== Rows

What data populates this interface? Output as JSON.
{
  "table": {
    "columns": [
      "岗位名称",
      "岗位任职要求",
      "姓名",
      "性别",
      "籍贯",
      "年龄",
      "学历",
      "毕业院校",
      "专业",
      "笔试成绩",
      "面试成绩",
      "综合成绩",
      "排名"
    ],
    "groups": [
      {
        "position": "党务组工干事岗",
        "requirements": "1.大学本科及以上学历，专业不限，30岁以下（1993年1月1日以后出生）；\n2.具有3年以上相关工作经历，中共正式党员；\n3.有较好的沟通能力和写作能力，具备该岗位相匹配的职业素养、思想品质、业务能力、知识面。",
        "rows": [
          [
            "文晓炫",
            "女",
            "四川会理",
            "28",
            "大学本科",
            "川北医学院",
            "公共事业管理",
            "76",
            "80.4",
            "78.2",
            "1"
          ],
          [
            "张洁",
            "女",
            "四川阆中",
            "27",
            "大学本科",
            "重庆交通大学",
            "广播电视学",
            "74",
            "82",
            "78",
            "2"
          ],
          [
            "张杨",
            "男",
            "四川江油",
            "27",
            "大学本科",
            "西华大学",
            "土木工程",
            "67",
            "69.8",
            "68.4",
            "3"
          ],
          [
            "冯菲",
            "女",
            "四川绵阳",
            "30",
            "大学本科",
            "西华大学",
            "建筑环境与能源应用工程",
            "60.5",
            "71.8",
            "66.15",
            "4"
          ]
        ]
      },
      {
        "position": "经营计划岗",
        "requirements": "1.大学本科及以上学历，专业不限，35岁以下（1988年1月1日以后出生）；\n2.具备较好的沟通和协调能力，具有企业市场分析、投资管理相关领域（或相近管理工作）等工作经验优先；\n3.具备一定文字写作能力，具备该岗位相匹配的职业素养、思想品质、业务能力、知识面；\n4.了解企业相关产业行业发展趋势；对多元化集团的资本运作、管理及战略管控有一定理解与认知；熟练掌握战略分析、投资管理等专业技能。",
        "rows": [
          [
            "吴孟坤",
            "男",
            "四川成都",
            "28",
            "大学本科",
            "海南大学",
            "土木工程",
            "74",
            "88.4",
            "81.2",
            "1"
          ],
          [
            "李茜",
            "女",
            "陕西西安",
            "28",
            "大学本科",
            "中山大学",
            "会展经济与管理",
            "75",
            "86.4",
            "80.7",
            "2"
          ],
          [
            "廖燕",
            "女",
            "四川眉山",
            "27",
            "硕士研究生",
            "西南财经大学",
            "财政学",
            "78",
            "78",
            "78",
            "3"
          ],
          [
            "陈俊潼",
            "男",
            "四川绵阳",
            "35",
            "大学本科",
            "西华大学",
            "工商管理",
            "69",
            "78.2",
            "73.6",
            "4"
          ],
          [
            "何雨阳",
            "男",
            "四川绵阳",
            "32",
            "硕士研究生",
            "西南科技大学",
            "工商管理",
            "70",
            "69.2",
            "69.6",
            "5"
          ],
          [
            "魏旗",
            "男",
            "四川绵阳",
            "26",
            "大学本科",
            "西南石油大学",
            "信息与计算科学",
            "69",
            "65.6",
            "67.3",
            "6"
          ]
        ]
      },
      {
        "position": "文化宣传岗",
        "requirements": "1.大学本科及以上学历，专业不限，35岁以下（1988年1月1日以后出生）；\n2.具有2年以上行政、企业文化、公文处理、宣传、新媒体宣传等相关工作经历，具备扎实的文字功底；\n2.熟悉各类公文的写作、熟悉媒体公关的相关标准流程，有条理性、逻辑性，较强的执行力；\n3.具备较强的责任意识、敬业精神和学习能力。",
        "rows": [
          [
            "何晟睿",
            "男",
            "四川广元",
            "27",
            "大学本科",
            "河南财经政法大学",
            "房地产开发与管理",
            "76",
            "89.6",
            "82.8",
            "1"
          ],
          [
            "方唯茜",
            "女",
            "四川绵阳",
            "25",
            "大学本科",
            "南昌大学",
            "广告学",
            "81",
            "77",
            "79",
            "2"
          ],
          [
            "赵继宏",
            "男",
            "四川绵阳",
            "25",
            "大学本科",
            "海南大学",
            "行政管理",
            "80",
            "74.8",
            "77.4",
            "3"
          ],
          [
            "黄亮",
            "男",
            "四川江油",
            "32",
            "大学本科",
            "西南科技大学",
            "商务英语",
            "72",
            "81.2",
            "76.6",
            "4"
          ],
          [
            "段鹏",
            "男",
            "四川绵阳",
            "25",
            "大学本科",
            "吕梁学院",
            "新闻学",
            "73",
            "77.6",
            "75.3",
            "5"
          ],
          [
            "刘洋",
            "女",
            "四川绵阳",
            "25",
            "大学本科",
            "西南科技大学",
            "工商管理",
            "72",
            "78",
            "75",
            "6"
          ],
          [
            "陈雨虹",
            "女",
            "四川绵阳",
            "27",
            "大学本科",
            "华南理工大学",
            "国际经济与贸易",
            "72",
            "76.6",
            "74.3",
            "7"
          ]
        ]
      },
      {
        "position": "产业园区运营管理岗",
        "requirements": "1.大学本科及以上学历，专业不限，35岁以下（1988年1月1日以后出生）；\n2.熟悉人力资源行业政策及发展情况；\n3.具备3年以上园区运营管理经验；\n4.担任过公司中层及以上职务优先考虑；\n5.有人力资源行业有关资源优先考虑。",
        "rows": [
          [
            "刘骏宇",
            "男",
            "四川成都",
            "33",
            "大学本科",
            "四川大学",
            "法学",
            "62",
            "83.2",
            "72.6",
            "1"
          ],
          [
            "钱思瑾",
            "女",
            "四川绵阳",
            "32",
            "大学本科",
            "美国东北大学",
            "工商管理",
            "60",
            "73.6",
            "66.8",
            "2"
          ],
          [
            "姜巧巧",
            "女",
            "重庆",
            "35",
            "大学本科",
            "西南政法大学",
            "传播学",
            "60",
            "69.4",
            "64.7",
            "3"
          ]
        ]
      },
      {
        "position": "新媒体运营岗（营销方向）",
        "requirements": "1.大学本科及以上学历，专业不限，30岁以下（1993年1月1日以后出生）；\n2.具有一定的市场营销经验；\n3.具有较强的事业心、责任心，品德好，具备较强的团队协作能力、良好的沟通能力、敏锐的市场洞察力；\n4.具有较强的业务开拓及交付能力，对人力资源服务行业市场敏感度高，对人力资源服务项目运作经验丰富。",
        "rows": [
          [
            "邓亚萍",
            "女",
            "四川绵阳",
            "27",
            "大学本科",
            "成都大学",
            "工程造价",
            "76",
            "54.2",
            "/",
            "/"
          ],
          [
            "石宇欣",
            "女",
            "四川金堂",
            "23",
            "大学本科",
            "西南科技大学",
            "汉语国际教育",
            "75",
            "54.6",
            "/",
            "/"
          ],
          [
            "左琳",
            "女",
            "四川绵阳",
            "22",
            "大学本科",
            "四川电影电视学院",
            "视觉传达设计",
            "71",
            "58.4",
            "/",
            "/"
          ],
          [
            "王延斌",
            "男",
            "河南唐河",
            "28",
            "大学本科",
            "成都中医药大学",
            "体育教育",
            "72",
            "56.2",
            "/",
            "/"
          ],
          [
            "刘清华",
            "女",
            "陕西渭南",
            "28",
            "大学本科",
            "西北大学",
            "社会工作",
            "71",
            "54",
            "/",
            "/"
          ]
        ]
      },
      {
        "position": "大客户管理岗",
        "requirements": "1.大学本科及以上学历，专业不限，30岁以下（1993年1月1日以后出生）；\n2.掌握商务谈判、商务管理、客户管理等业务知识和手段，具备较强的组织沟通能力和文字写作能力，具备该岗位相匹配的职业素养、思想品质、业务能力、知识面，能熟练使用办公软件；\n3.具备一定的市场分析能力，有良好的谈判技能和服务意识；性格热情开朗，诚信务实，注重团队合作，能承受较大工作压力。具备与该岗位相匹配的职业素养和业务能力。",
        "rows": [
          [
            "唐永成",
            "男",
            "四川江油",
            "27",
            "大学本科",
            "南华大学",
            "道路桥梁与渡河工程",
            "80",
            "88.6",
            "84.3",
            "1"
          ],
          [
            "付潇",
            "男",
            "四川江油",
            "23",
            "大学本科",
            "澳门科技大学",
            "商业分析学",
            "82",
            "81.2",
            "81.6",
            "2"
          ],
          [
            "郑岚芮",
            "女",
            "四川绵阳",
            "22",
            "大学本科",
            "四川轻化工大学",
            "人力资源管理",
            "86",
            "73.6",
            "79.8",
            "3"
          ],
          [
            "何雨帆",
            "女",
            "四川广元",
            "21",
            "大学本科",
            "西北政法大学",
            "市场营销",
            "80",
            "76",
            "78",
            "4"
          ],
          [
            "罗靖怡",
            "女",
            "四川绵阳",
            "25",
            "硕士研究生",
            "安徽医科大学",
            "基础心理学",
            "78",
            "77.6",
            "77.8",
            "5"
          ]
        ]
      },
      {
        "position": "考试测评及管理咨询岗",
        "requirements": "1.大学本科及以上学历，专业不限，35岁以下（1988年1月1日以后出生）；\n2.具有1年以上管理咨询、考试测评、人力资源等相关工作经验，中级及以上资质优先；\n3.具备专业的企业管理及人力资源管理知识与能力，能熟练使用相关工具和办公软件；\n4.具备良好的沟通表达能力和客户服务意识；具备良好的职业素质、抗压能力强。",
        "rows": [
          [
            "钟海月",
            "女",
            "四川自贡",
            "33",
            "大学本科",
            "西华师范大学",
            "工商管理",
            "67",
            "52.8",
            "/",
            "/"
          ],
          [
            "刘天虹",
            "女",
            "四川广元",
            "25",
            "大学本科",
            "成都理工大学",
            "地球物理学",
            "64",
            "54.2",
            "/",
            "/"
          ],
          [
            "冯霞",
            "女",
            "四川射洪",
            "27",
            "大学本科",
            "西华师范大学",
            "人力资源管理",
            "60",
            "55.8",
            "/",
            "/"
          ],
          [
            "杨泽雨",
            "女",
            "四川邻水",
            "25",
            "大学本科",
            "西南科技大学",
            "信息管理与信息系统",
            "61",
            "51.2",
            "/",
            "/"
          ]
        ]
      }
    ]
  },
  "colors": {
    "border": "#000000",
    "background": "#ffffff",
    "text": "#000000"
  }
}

====

▶ [Task statement]:
Pick out and copy every line that contains the word "业务能力".

▶ [Full answer]:
        "requirements": "1.大学本科及以上学历，专业不限，30岁以下（1993年1月1日以后出生）；\n2.具有3年以上相关工作经历，中共正式党员；\n3.有较好的沟通能力和写作能力，具备该岗位相匹配的职业素养、思想品质、业务能力、知识面。",
        "requirements": "1.大学本科及以上学历，专业不限，35岁以下（1988年1月1日以后出生）；\n2.具备较好的沟通和协调能力，具有企业市场分析、投资管理相关领域（或相近管理工作）等工作经验优先；\n3.具备一定文字写作能力，具备该岗位相匹配的职业素养、思想品质、业务能力、知识面；\n4.了解企业相关产业行业发展趋势；对多元化集团的资本运作、管理及战略管控有一定理解与认知；熟练掌握战略分析、投资管理等专业技能。",
        "requirements": "1.大学本科及以上学历，专业不限，30岁以下（1993年1月1日以后出生）；\n2.掌握商务谈判、商务管理、客户管理等业务知识和手段，具备较强的组织沟通能力和文字写作能力，具备该岗位相匹配的职业素养、思想品质、业务能力、知识面，能熟练使用办公软件；\n3.具备一定的市场分析能力，有良好的谈判技能和服务意识；性格热情开朗，诚信务实，注重团队合作，能承受较大工作压力。具备与该岗位相匹配的职业素养和业务能力。",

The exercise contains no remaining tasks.